- [Domande sul materiale]:
a) Trascrivi dall'estratto il passo che comincia con le parole "Scrivere forse è" e si ferma dopo "sono i poeti.".
b) Traduci in inglese questa frase dell'estratto: «La vera letteratura può essere senza trama né macchinazione.»

- [Estratto]:
"""

Oppure per mettere ordine al proprio disordine o al disordine del mondo. Ognuno
ha il suo motivo o i suoi motivi.
Scrivere forse è allo stesso tempo un
modo per distrarsi dal pensiero della morte e un modo per prepararsi alla
morte. Forse aveva ragione il grande Giorgio Manganelli, ovvero che il
linguaggio è un gioco, un sempiterno "come se". La vera letteratura
può essere senza trama né macchinazione. La cosa importante è che abbia uno
stile. Pochissimi lo hanno. Siamo molti scriventi ma di scrittori ne
esistono davvero pochi. Siamo molti versificatori ma pochissimi sono i poeti.
Lo testimonia il fatto che pochi finiscono nei manuali di letteratura.

"""

(Voci di dati salvate)
"""

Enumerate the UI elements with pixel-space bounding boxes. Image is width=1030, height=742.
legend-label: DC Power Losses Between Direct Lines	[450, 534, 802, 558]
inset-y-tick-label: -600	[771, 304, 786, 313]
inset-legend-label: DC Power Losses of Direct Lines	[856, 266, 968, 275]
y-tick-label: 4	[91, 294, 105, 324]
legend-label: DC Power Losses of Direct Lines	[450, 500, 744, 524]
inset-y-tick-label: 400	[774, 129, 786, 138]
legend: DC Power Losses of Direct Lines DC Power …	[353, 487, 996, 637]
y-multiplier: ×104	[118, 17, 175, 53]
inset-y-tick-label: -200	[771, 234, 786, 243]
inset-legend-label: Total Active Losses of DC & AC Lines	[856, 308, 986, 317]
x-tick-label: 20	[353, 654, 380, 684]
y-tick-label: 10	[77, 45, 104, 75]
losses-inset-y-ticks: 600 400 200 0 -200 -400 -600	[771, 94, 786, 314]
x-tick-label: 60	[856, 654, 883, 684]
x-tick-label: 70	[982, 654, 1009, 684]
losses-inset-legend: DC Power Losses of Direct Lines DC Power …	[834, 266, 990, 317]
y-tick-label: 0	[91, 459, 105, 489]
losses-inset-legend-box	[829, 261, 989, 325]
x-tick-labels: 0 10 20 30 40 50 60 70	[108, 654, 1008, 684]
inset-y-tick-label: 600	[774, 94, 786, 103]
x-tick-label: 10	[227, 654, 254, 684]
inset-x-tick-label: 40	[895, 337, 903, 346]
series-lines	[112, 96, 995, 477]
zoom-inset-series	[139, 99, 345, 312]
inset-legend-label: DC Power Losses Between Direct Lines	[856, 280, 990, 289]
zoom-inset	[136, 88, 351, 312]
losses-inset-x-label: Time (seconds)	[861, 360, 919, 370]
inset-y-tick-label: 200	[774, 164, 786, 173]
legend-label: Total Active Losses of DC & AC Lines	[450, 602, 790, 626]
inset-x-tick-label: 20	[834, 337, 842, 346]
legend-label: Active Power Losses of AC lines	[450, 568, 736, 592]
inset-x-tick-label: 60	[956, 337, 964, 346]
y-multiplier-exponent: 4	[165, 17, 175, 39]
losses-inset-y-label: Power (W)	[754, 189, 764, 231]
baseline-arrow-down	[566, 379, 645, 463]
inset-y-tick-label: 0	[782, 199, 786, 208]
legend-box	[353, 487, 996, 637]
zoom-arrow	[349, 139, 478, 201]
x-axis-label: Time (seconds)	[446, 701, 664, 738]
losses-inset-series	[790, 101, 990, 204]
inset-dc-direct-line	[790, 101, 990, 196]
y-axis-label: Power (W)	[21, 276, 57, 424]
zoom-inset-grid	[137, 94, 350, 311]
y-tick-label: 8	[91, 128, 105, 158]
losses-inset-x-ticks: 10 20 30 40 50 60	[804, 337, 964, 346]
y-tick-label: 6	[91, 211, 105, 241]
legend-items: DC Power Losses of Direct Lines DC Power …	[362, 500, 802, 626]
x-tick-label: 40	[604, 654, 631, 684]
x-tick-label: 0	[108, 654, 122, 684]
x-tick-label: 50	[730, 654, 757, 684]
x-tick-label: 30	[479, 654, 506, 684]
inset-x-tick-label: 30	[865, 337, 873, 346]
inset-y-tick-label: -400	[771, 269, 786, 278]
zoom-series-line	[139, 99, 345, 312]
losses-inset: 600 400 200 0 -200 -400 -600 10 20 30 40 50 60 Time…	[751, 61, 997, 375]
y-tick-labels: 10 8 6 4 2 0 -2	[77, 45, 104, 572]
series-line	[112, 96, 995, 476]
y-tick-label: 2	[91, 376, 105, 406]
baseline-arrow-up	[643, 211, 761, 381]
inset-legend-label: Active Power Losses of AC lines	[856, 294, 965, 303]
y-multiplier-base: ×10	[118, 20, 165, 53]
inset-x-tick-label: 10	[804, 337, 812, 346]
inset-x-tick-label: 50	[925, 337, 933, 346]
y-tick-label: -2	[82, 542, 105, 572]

"""

- [Risposte]:
a)
Scrivere forse è allo stesso tempo un
modo per distrarsi dal pensiero della morte e un modo per prepararsi alla
morte. Forse aveva ragione il grande Giorgio Manganelli, ovvero che il
linguaggio è un gioco, un sempiterno "come se". La vera letteratura
può essere senza trama né macchinazione. La cosa importante è che abbia uno
stile. Pochissimi lo hanno. Siamo molti scriventi ma di scrittori ne
esistono davvero pochi. Siamo molti versificatori ma pochissimi sono i poeti.

b) True literature can be without plot or machination.